Can you print the data exactly and leave out each image?

Entries provided:
--- --- ---

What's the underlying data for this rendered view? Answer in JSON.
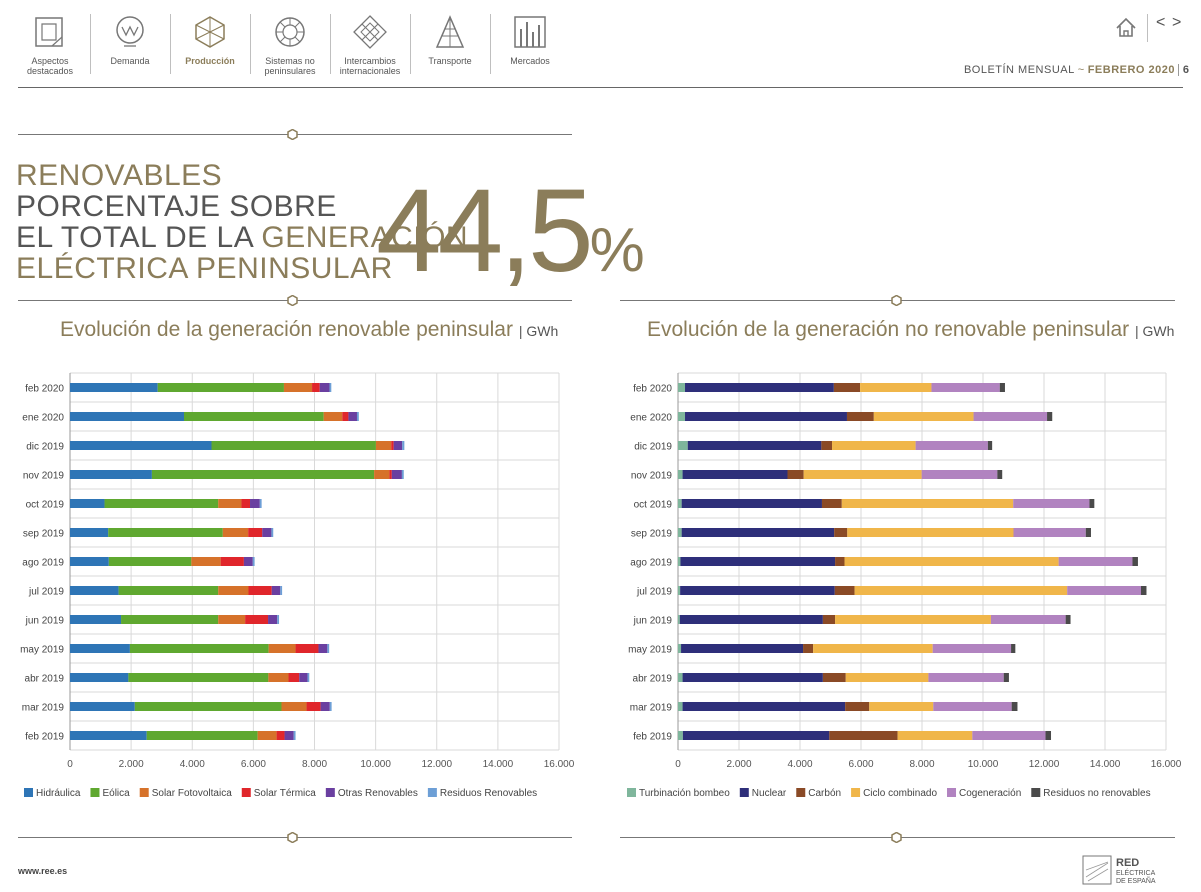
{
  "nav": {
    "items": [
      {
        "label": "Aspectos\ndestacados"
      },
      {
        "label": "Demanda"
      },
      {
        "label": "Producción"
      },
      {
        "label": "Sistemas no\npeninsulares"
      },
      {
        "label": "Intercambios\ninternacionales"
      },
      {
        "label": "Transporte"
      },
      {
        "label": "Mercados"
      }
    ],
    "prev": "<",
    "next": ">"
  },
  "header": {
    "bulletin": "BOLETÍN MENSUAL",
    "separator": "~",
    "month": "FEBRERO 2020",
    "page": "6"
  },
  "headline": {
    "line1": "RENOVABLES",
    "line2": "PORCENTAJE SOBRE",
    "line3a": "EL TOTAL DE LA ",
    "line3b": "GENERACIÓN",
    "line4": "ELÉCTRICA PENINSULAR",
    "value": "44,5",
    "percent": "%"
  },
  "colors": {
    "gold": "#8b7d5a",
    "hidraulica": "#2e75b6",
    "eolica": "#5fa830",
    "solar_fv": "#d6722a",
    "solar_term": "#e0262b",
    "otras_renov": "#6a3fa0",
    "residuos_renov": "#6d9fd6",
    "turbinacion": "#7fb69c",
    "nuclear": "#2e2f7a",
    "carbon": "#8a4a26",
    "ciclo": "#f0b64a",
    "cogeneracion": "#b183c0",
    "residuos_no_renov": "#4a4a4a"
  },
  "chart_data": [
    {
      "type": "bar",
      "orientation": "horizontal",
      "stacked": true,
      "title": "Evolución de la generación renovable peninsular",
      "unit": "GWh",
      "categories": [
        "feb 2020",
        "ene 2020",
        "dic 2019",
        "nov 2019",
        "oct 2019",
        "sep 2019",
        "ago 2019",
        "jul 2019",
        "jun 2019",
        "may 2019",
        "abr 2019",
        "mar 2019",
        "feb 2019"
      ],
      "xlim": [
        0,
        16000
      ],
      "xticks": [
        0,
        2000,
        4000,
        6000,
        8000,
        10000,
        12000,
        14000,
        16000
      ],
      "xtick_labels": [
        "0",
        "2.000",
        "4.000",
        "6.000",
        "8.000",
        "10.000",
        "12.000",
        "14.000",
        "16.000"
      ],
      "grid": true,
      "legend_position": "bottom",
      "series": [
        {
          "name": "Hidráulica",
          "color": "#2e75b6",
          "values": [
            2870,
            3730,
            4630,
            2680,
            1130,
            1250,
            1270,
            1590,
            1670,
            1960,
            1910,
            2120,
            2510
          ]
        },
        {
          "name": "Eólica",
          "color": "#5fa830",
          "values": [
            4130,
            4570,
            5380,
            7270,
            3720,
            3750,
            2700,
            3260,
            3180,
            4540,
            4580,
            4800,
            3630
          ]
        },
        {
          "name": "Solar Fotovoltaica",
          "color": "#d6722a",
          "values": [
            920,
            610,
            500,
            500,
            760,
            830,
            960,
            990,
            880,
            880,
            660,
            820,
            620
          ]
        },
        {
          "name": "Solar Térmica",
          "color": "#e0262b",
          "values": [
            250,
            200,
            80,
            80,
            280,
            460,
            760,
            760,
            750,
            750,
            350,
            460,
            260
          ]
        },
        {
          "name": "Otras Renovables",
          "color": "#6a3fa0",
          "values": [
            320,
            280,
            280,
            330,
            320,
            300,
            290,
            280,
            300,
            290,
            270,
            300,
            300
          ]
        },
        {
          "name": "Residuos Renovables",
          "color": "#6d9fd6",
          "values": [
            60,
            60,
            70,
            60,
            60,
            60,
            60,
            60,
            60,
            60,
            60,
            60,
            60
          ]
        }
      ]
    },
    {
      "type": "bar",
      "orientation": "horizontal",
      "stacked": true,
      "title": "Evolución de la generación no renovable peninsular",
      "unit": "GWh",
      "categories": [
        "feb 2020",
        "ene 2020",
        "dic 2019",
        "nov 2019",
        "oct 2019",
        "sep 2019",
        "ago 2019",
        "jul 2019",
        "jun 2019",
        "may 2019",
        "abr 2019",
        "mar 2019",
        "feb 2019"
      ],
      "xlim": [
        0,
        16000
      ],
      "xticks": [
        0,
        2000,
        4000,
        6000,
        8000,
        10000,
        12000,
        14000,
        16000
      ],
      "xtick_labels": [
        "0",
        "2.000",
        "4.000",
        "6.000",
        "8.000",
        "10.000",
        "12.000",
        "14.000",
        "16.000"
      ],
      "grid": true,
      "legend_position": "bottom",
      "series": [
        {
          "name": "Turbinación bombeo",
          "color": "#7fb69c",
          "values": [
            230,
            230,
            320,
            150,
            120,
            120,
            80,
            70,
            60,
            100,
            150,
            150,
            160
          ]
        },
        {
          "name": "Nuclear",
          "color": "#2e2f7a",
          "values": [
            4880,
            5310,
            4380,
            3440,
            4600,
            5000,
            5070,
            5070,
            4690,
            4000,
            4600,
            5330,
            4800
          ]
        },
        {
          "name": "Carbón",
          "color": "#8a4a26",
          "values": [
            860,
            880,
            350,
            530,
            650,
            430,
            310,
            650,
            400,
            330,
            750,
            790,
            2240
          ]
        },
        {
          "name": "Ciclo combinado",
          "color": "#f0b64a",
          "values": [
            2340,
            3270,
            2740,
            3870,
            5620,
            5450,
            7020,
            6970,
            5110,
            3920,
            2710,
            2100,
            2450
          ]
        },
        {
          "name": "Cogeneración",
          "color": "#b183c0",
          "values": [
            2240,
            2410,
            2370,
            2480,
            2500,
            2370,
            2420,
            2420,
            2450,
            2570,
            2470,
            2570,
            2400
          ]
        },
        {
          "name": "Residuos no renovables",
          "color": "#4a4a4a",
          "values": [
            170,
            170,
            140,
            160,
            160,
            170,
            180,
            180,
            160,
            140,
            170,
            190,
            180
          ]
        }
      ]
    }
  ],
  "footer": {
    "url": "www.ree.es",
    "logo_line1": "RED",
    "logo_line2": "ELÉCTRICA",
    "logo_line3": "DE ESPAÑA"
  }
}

--- --- ---

Answer to this task:
What's the underlying data for this rendered view? Answer in JSON.
{
  "nav": {
    "items": [
      {
        "label": "Aspectos\ndestacados"
      },
      {
        "label": "Demanda"
      },
      {
        "label": "Producción"
      },
      {
        "label": "Sistemas no\npeninsulares"
      },
      {
        "label": "Intercambios\ninternacionales"
      },
      {
        "label": "Transporte"
      },
      {
        "label": "Mercados"
      }
    ],
    "prev": "<",
    "next": ">"
  },
  "header": {
    "bulletin": "BOLETÍN MENSUAL",
    "separator": "~",
    "month": "FEBRERO 2020",
    "page": "6"
  },
  "headline": {
    "line1": "RENOVABLES",
    "line2": "PORCENTAJE SOBRE",
    "line3a": "EL TOTAL DE LA ",
    "line3b": "GENERACIÓN",
    "line4": "ELÉCTRICA PENINSULAR",
    "value": "44,5",
    "percent": "%"
  },
  "colors": {
    "gold": "#8b7d5a",
    "hidraulica": "#2e75b6",
    "eolica": "#5fa830",
    "solar_fv": "#d6722a",
    "solar_term": "#e0262b",
    "otras_renov": "#6a3fa0",
    "residuos_renov": "#6d9fd6",
    "turbinacion": "#7fb69c",
    "nuclear": "#2e2f7a",
    "carbon": "#8a4a26",
    "ciclo": "#f0b64a",
    "cogeneracion": "#b183c0",
    "residuos_no_renov": "#4a4a4a"
  },
  "chart_data": [
    {
      "type": "bar",
      "orientation": "horizontal",
      "stacked": true,
      "title": "Evolución de la generación renovable peninsular",
      "unit": "GWh",
      "categories": [
        "feb 2020",
        "ene 2020",
        "dic 2019",
        "nov 2019",
        "oct 2019",
        "sep 2019",
        "ago 2019",
        "jul 2019",
        "jun 2019",
        "may 2019",
        "abr 2019",
        "mar 2019",
        "feb 2019"
      ],
      "xlim": [
        0,
        16000
      ],
      "xticks": [
        0,
        2000,
        4000,
        6000,
        8000,
        10000,
        12000,
        14000,
        16000
      ],
      "xtick_labels": [
        "0",
        "2.000",
        "4.000",
        "6.000",
        "8.000",
        "10.000",
        "12.000",
        "14.000",
        "16.000"
      ],
      "grid": true,
      "legend_position": "bottom",
      "series": [
        {
          "name": "Hidráulica",
          "color": "#2e75b6",
          "values": [
            2870,
            3730,
            4630,
            2680,
            1130,
            1250,
            1270,
            1590,
            1670,
            1960,
            1910,
            2120,
            2510
          ]
        },
        {
          "name": "Eólica",
          "color": "#5fa830",
          "values": [
            4130,
            4570,
            5380,
            7270,
            3720,
            3750,
            2700,
            3260,
            3180,
            4540,
            4580,
            4800,
            3630
          ]
        },
        {
          "name": "Solar Fotovoltaica",
          "color": "#d6722a",
          "values": [
            920,
            610,
            500,
            500,
            760,
            830,
            960,
            990,
            880,
            880,
            660,
            820,
            620
          ]
        },
        {
          "name": "Solar Térmica",
          "color": "#e0262b",
          "values": [
            250,
            200,
            80,
            80,
            280,
            460,
            760,
            760,
            750,
            750,
            350,
            460,
            260
          ]
        },
        {
          "name": "Otras Renovables",
          "color": "#6a3fa0",
          "values": [
            320,
            280,
            280,
            330,
            320,
            300,
            290,
            280,
            300,
            290,
            270,
            300,
            300
          ]
        },
        {
          "name": "Residuos Renovables",
          "color": "#6d9fd6",
          "values": [
            60,
            60,
            70,
            60,
            60,
            60,
            60,
            60,
            60,
            60,
            60,
            60,
            60
          ]
        }
      ]
    },
    {
      "type": "bar",
      "orientation": "horizontal",
      "stacked": true,
      "title": "Evolución de la generación no renovable peninsular",
      "unit": "GWh",
      "categories": [
        "feb 2020",
        "ene 2020",
        "dic 2019",
        "nov 2019",
        "oct 2019",
        "sep 2019",
        "ago 2019",
        "jul 2019",
        "jun 2019",
        "may 2019",
        "abr 2019",
        "mar 2019",
        "feb 2019"
      ],
      "xlim": [
        0,
        16000
      ],
      "xticks": [
        0,
        2000,
        4000,
        6000,
        8000,
        10000,
        12000,
        14000,
        16000
      ],
      "xtick_labels": [
        "0",
        "2.000",
        "4.000",
        "6.000",
        "8.000",
        "10.000",
        "12.000",
        "14.000",
        "16.000"
      ],
      "grid": true,
      "legend_position": "bottom",
      "series": [
        {
          "name": "Turbinación bombeo",
          "color": "#7fb69c",
          "values": [
            230,
            230,
            320,
            150,
            120,
            120,
            80,
            70,
            60,
            100,
            150,
            150,
            160
          ]
        },
        {
          "name": "Nuclear",
          "color": "#2e2f7a",
          "values": [
            4880,
            5310,
            4380,
            3440,
            4600,
            5000,
            5070,
            5070,
            4690,
            4000,
            4600,
            5330,
            4800
          ]
        },
        {
          "name": "Carbón",
          "color": "#8a4a26",
          "values": [
            860,
            880,
            350,
            530,
            650,
            430,
            310,
            650,
            400,
            330,
            750,
            790,
            2240
          ]
        },
        {
          "name": "Ciclo combinado",
          "color": "#f0b64a",
          "values": [
            2340,
            3270,
            2740,
            3870,
            5620,
            5450,
            7020,
            6970,
            5110,
            3920,
            2710,
            2100,
            2450
          ]
        },
        {
          "name": "Cogeneración",
          "color": "#b183c0",
          "values": [
            2240,
            2410,
            2370,
            2480,
            2500,
            2370,
            2420,
            2420,
            2450,
            2570,
            2470,
            2570,
            2400
          ]
        },
        {
          "name": "Residuos no renovables",
          "color": "#4a4a4a",
          "values": [
            170,
            170,
            140,
            160,
            160,
            170,
            180,
            180,
            160,
            140,
            170,
            190,
            180
          ]
        }
      ]
    }
  ],
  "footer": {
    "url": "www.ree.es",
    "logo_line1": "RED",
    "logo_line2": "ELÉCTRICA",
    "logo_line3": "DE ESPAÑA"
  }
}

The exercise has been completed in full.